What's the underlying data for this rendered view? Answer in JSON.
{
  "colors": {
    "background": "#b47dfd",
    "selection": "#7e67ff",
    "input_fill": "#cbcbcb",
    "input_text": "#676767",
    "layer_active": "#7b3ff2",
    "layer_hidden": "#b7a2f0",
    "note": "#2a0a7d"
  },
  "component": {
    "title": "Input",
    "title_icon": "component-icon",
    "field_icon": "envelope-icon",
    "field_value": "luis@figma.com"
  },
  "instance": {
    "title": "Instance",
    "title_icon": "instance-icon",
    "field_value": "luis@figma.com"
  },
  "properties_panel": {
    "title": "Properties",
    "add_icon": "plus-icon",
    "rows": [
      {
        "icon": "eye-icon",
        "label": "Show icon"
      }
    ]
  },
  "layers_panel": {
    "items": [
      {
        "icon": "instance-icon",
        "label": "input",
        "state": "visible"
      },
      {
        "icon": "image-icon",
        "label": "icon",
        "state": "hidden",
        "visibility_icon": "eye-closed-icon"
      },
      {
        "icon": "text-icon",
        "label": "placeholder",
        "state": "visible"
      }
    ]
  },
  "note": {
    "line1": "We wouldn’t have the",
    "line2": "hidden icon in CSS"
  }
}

···

■ TASK DESCRIPTION ■
Return all the data above once more, precisely as given.

■ ANSWER IN FULL ■
What's the underlying data for this rendered view? Answer in JSON.
{
  "colors": {
    "background": "#b47dfd",
    "selection": "#7e67ff",
    "input_fill": "#cbcbcb",
    "input_text": "#676767",
    "layer_active": "#7b3ff2",
    "layer_hidden": "#b7a2f0",
    "note": "#2a0a7d"
  },
  "component": {
    "title": "Input",
    "title_icon": "component-icon",
    "field_icon": "envelope-icon",
    "field_value": "luis@figma.com"
  },
  "instance": {
    "title": "Instance",
    "title_icon": "instance-icon",
    "field_value": "luis@figma.com"
  },
  "properties_panel": {
    "title": "Properties",
    "add_icon": "plus-icon",
    "rows": [
      {
        "icon": "eye-icon",
        "label": "Show icon"
      }
    ]
  },
  "layers_panel": {
    "items": [
      {
        "icon": "instance-icon",
        "label": "input",
        "state": "visible"
      },
      {
        "icon": "image-icon",
        "label": "icon",
        "state": "hidden",
        "visibility_icon": "eye-closed-icon"
      },
      {
        "icon": "text-icon",
        "label": "placeholder",
        "state": "visible"
      }
    ]
  },
  "note": {
    "line1": "We wouldn’t have the",
    "line2": "hidden icon in CSS"
  }
}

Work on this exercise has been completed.